== Texto selecionado

Final
Foto: Carlos Sodré /Ag. Pa
Servidor da Secult, Alfredo Reis compôs e interpretou 'Pelas Tormentas', canção vencedora do Servifest, que levou ainda o prêmio de melhor arranjo (Foto: Carlos Sodré /Ag. Pa)
A final do 14º Festival de Música do Servidor Público do Pará (Servifest), no teatro Margarida Schivasappa, da Fundação Cultural do Pará (FCP), foi marcada pela emoção da torcida dos amigos e familiares dos doze candidatos da capital e interior do Estado. Na maioria com temas amazônicos, as canções levaram o público para as águas do rio Tapajós, percorrendo os municípios da região oeste e do arquipélago do Marajó. O Servifest é organizado pela Escola de Governança Pública do Pará (EGPA) e elege as melhores composições, interpretações e arranjos feitos por integrantes do funcionalismo público.

====
== Dados armazenados

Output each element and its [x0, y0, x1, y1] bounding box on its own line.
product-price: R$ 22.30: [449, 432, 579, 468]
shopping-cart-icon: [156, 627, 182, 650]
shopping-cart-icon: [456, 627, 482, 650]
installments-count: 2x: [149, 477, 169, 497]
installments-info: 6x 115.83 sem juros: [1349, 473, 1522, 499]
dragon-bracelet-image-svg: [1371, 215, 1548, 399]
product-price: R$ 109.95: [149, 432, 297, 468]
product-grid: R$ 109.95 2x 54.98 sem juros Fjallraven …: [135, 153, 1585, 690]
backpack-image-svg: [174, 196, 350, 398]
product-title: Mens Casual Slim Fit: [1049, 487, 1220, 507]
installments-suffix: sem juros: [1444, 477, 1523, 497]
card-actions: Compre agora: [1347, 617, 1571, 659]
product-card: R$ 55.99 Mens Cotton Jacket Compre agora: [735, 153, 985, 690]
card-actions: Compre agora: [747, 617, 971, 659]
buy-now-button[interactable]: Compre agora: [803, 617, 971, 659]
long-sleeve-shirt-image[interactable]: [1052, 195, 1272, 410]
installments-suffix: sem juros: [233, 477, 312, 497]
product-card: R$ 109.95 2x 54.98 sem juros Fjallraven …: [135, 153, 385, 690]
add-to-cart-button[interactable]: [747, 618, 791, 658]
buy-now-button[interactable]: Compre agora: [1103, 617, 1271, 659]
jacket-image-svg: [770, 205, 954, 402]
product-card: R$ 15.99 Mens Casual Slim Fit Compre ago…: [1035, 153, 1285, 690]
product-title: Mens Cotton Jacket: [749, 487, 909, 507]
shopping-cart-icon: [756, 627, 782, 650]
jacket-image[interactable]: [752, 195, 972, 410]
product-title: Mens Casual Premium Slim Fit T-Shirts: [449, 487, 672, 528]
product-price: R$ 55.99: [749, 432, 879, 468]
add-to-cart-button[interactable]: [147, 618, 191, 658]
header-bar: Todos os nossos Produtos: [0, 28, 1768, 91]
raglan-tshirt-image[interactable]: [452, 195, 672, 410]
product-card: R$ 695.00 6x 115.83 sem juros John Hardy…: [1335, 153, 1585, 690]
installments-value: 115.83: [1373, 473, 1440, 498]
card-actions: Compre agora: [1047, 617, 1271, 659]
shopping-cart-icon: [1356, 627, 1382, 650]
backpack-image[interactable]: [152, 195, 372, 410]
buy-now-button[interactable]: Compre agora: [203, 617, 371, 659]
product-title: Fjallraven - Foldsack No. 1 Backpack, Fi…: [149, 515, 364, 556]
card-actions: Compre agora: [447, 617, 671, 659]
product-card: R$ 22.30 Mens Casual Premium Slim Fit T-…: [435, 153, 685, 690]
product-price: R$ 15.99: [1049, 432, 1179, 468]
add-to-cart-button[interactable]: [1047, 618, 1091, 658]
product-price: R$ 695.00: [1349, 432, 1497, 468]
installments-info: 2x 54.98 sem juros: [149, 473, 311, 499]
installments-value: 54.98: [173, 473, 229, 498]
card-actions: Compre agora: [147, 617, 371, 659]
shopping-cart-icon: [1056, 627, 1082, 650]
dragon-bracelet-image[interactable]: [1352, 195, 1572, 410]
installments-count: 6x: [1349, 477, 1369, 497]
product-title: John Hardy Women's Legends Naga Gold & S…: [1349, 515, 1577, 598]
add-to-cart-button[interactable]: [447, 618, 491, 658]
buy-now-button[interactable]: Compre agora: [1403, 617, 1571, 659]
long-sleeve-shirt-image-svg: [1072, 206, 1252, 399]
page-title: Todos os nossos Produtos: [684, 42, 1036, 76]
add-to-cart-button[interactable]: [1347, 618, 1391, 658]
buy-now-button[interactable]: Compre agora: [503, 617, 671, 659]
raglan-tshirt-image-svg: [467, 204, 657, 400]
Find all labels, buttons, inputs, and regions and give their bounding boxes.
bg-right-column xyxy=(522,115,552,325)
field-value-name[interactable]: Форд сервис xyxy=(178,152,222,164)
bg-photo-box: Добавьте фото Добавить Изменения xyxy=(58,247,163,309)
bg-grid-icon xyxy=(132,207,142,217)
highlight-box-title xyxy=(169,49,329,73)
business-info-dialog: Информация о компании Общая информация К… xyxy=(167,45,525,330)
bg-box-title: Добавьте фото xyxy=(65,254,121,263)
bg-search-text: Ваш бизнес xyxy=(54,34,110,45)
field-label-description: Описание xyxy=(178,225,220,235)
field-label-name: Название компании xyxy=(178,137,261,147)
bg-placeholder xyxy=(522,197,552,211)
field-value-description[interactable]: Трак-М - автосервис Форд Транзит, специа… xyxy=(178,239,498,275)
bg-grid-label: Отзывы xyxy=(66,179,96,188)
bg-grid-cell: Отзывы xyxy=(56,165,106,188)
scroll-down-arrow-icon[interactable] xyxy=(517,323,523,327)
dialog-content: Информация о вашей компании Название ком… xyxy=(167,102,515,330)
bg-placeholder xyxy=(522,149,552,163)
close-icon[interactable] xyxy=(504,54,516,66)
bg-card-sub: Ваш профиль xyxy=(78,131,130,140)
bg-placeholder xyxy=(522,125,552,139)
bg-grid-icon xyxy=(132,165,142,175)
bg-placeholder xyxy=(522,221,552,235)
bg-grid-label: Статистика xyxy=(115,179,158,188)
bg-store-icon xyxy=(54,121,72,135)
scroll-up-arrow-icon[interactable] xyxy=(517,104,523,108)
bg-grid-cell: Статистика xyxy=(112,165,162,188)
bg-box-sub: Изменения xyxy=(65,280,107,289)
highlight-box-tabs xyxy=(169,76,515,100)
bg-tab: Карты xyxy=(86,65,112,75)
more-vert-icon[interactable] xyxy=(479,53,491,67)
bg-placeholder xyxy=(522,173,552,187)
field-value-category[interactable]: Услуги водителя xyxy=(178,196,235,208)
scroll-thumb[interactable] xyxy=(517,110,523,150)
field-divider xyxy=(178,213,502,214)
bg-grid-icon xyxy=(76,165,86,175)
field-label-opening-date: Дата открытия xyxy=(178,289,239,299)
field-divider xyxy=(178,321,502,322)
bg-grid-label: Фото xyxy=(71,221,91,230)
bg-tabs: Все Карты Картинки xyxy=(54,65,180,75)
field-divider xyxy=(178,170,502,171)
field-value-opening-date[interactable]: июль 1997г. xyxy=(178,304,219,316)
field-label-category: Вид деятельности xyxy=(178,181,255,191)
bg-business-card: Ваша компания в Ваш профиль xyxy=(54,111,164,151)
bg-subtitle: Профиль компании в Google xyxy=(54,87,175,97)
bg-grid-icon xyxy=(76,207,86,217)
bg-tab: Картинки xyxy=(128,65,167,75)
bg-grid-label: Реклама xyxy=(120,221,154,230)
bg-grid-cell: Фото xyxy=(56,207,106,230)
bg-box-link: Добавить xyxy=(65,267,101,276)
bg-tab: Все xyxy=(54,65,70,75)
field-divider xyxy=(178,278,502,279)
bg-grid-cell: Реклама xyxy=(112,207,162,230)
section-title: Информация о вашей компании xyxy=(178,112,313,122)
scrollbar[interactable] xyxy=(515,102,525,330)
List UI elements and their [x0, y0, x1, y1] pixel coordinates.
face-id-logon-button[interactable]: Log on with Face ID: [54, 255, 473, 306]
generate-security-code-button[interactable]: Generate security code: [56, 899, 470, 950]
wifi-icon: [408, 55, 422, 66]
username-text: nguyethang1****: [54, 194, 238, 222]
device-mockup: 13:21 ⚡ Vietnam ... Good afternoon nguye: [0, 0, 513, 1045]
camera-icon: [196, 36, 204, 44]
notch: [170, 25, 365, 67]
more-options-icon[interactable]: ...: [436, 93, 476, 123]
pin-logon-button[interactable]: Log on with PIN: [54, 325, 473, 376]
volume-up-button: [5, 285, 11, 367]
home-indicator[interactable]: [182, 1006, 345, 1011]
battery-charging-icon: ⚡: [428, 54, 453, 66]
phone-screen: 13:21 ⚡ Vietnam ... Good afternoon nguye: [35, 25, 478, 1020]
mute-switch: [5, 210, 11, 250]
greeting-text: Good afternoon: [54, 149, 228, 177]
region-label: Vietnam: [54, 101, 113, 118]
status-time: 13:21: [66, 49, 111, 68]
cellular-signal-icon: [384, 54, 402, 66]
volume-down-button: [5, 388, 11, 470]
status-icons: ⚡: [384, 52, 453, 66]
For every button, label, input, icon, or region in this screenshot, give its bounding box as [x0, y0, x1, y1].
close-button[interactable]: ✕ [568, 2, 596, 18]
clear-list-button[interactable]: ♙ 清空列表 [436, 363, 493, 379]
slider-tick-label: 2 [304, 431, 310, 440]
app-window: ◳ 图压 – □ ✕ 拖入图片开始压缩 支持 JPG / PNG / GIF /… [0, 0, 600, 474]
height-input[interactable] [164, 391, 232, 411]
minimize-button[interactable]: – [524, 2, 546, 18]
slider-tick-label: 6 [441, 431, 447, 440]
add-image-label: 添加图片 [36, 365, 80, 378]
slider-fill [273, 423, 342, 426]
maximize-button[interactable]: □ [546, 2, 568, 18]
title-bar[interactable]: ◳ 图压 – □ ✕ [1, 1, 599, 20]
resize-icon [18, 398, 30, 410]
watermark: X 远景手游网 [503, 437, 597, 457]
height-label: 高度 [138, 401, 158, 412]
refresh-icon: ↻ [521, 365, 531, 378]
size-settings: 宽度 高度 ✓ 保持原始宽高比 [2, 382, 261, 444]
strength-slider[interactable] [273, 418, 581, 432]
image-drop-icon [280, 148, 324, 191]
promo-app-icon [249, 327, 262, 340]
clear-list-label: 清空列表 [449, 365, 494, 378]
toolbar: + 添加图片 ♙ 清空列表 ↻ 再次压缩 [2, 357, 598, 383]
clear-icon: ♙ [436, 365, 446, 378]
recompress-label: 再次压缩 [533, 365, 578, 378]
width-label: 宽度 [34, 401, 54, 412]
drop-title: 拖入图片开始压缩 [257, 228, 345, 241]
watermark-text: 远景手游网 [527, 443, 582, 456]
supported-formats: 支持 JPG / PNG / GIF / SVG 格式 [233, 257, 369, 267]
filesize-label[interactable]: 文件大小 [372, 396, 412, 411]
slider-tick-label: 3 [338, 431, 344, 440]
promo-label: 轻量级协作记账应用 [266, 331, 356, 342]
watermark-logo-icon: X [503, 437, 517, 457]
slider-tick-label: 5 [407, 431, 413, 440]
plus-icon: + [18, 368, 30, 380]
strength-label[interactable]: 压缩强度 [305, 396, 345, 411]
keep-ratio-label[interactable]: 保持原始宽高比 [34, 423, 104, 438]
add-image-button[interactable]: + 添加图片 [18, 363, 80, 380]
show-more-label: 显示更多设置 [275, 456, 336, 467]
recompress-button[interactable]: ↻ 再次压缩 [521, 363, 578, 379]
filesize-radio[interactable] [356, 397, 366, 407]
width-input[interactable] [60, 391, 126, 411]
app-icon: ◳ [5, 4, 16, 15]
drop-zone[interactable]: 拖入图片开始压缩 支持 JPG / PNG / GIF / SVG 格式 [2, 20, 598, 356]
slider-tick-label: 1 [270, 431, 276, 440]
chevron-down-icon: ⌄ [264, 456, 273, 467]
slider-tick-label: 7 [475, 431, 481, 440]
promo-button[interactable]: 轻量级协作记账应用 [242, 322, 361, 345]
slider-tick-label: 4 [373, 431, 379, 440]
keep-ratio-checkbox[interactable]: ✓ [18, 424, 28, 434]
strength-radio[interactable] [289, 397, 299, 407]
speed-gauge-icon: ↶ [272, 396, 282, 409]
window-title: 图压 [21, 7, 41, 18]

====

Tarefa>
Responda, com base no texto sobre o Servifest:
(a) Qual é o nome da canção vencedora composta e interpretada por Alfredo Reis?
(b) Em que teatro aconteceu a final do festival?
(c) Que instituição organiza o Servifest?

Exercício concluído>
(a) "Pelas Tormentas".
(b) No teatro Margarida Schivasappa, da Fundação Cultural do Pará (FCP).
(c) A Escola de Governança Pública do Pará (EGPA).